THE EXERCISE: Transcribe all the records with complete accuracy.

-- Start of SUPPLIED MATERIAL --

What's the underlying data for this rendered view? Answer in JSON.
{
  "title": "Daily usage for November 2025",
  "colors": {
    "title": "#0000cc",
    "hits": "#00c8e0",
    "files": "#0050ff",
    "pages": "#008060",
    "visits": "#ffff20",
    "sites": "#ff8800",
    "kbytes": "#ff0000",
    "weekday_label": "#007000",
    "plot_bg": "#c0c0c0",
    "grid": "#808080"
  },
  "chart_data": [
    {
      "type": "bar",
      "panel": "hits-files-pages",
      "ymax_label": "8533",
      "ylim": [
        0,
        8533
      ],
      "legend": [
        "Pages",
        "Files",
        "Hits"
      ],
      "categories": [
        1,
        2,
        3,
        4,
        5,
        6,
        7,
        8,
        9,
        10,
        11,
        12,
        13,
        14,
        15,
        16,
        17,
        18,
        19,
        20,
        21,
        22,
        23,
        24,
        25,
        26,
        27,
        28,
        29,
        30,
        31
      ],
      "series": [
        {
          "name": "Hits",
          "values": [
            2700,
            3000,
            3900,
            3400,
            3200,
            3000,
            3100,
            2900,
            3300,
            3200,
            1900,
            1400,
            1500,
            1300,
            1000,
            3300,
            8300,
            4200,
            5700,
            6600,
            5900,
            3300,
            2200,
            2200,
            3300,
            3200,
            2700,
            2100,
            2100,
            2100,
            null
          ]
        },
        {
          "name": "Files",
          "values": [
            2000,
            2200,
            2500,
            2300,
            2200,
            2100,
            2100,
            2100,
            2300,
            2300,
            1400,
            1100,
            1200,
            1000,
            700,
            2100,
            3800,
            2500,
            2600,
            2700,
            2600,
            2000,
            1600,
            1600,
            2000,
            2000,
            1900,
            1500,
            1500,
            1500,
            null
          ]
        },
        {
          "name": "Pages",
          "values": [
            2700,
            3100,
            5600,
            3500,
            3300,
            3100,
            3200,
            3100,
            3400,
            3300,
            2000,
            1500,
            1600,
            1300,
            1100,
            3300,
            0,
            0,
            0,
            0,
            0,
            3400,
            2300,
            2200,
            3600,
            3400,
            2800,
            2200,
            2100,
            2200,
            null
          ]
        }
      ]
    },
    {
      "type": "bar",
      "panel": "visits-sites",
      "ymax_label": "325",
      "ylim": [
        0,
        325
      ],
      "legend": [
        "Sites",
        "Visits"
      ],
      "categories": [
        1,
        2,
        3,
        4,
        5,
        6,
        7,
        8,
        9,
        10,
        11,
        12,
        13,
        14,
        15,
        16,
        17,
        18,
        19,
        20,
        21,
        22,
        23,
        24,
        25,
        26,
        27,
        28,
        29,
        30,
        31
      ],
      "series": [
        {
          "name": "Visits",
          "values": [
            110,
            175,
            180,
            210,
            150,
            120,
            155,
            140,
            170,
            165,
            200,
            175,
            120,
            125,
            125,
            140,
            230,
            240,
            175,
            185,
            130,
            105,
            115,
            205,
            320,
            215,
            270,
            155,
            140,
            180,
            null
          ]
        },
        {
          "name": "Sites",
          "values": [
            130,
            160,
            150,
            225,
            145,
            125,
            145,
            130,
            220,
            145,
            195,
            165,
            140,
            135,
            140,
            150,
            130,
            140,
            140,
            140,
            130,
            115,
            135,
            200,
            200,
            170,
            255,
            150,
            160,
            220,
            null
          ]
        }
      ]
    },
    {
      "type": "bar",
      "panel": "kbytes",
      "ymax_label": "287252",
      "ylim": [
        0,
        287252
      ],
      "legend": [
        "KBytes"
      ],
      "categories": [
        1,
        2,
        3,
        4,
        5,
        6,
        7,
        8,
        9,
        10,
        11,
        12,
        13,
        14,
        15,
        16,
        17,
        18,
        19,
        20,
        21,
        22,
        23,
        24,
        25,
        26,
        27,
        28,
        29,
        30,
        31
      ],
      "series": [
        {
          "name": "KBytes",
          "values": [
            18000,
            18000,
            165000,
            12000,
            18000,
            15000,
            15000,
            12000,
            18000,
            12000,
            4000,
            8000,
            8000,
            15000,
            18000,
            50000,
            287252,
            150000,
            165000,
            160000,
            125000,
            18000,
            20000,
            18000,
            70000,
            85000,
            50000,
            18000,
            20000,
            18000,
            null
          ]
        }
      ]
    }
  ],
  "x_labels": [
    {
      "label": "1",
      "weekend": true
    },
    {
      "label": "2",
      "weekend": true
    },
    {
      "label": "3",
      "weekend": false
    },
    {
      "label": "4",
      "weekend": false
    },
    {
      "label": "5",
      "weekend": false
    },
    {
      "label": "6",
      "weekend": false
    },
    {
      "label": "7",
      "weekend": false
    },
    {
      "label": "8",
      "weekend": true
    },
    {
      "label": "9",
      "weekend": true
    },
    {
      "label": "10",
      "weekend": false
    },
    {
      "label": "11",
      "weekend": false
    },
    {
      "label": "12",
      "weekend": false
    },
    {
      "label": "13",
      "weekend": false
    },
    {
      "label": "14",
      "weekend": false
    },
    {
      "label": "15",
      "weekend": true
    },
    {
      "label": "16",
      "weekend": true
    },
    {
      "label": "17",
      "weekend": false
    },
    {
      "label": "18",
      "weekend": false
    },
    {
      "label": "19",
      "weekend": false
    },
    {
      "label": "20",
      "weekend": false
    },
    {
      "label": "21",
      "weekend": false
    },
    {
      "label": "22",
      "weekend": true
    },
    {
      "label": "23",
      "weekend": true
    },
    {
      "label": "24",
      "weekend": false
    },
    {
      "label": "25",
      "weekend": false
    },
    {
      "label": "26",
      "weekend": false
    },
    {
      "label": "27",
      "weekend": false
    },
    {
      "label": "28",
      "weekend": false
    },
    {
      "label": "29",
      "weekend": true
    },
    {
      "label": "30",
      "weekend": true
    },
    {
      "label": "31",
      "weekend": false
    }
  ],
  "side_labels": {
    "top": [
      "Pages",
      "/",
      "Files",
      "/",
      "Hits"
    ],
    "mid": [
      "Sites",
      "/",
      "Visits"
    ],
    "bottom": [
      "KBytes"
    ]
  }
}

-- End of SUPPLIED MATERIAL --

WORKED ANSWER:
What's the underlying data for this rendered view? Answer in JSON.
{
  "title": "Daily usage for November 2025",
  "colors": {
    "title": "#0000cc",
    "hits": "#00c8e0",
    "files": "#0050ff",
    "pages": "#008060",
    "visits": "#ffff20",
    "sites": "#ff8800",
    "kbytes": "#ff0000",
    "weekday_label": "#007000",
    "plot_bg": "#c0c0c0",
    "grid": "#808080"
  },
  "chart_data": [
    {
      "type": "bar",
      "panel": "hits-files-pages",
      "ymax_label": "8533",
      "ylim": [
        0,
        8533
      ],
      "legend": [
        "Pages",
        "Files",
        "Hits"
      ],
      "categories": [
        1,
        2,
        3,
        4,
        5,
        6,
        7,
        8,
        9,
        10,
        11,
        12,
        13,
        14,
        15,
        16,
        17,
        18,
        19,
        20,
        21,
        22,
        23,
        24,
        25,
        26,
        27,
        28,
        29,
        30,
        31
      ],
      "series": [
        {
          "name": "Hits",
          "values": [
            2700,
            3000,
            3900,
            3400,
            3200,
            3000,
            3100,
            2900,
            3300,
            3200,
            1900,
            1400,
            1500,
            1300,
            1000,
            3300,
            8300,
            4200,
            5700,
            6600,
            5900,
            3300,
            2200,
            2200,
            3300,
            3200,
            2700,
            2100,
            2100,
            2100,
            null
          ]
        },
        {
          "name": "Files",
          "values": [
            2000,
            2200,
            2500,
            2300,
            2200,
            2100,
            2100,
            2100,
            2300,
            2300,
            1400,
            1100,
            1200,
            1000,
            700,
            2100,
            3800,
            2500,
            2600,
            2700,
            2600,
            2000,
            1600,
            1600,
            2000,
            2000,
            1900,
            1500,
            1500,
            1500,
            null
          ]
        },
        {
          "name": "Pages",
          "values": [
            2700,
            3100,
            5600,
            3500,
            3300,
            3100,
            3200,
            3100,
            3400,
            3300,
            2000,
            1500,
            1600,
            1300,
            1100,
            3300,
            0,
            0,
            0,
            0,
            0,
            3400,
            2300,
            2200,
            3600,
            3400,
            2800,
            2200,
            2100,
            2200,
            null
          ]
        }
      ]
    },
    {
      "type": "bar",
      "panel": "visits-sites",
      "ymax_label": "325",
      "ylim": [
        0,
        325
      ],
      "legend": [
        "Sites",
        "Visits"
      ],
      "categories": [
        1,
        2,
        3,
        4,
        5,
        6,
        7,
        8,
        9,
        10,
        11,
        12,
        13,
        14,
        15,
        16,
        17,
        18,
        19,
        20,
        21,
        22,
        23,
        24,
        25,
        26,
        27,
        28,
        29,
        30,
        31
      ],
      "series": [
        {
          "name": "Visits",
          "values": [
            110,
            175,
            180,
            210,
            150,
            120,
            155,
            140,
            170,
            165,
            200,
            175,
            120,
            125,
            125,
            140,
            230,
            240,
            175,
            185,
            130,
            105,
            115,
            205,
            320,
            215,
            270,
            155,
            140,
            180,
            null
          ]
        },
        {
          "name": "Sites",
          "values": [
            130,
            160,
            150,
            225,
            145,
            125,
            145,
            130,
            220,
            145,
            195,
            165,
            140,
            135,
            140,
            150,
            130,
            140,
            140,
            140,
            130,
            115,
            135,
            200,
            200,
            170,
            255,
            150,
            160,
            220,
            null
          ]
        }
      ]
    },
    {
      "type": "bar",
      "panel": "kbytes",
      "ymax_label": "287252",
      "ylim": [
        0,
        287252
      ],
      "legend": [
        "KBytes"
      ],
      "categories": [
        1,
        2,
        3,
        4,
        5,
        6,
        7,
        8,
        9,
        10,
        11,
        12,
        13,
        14,
        15,
        16,
        17,
        18,
        19,
        20,
        21,
        22,
        23,
        24,
        25,
        26,
        27,
        28,
        29,
        30,
        31
      ],
      "series": [
        {
          "name": "KBytes",
          "values": [
            18000,
            18000,
            165000,
            12000,
            18000,
            15000,
            15000,
            12000,
            18000,
            12000,
            4000,
            8000,
            8000,
            15000,
            18000,
            50000,
            287252,
            150000,
            165000,
            160000,
            125000,
            18000,
            20000,
            18000,
            70000,
            85000,
            50000,
            18000,
            20000,
            18000,
            null
          ]
        }
      ]
    }
  ],
  "x_labels": [
    {
      "label": "1",
      "weekend": true
    },
    {
      "label": "2",
      "weekend": true
    },
    {
      "label": "3",
      "weekend": false
    },
    {
      "label": "4",
      "weekend": false
    },
    {
      "label": "5",
      "weekend": false
    },
    {
      "label": "6",
      "weekend": false
    },
    {
      "label": "7",
      "weekend": false
    },
    {
      "label": "8",
      "weekend": true
    },
    {
      "label": "9",
      "weekend": true
    },
    {
      "label": "10",
      "weekend": false
    },
    {
      "label": "11",
      "weekend": false
    },
    {
      "label": "12",
      "weekend": false
    },
    {
      "label": "13",
      "weekend": false
    },
    {
      "label": "14",
      "weekend": false
    },
    {
      "label": "15",
      "weekend": true
    },
    {
      "label": "16",
      "weekend": true
    },
    {
      "label": "17",
      "weekend": false
    },
    {
      "label": "18",
      "weekend": false
    },
    {
      "label": "19",
      "weekend": false
    },
    {
      "label": "20",
      "weekend": false
    },
    {
      "label": "21",
      "weekend": false
    },
    {
      "label": "22",
      "weekend": true
    },
    {
      "label": "23",
      "weekend": true
    },
    {
      "label": "24",
      "weekend": false
    },
    {
      "label": "25",
      "weekend": false
    },
    {
      "label": "26",
      "weekend": false
    },
    {
      "label": "27",
      "weekend": false
    },
    {
      "label": "28",
      "weekend": false
    },
    {
      "label": "29",
      "weekend": true
    },
    {
      "label": "30",
      "weekend": true
    },
    {
      "label": "31",
      "weekend": false
    }
  ],
  "side_labels": {
    "top": [
      "Pages",
      "/",
      "Files",
      "/",
      "Hits"
    ],
    "mid": [
      "Sites",
      "/",
      "Visits"
    ],
    "bottom": [
      "KBytes"
    ]
  }
}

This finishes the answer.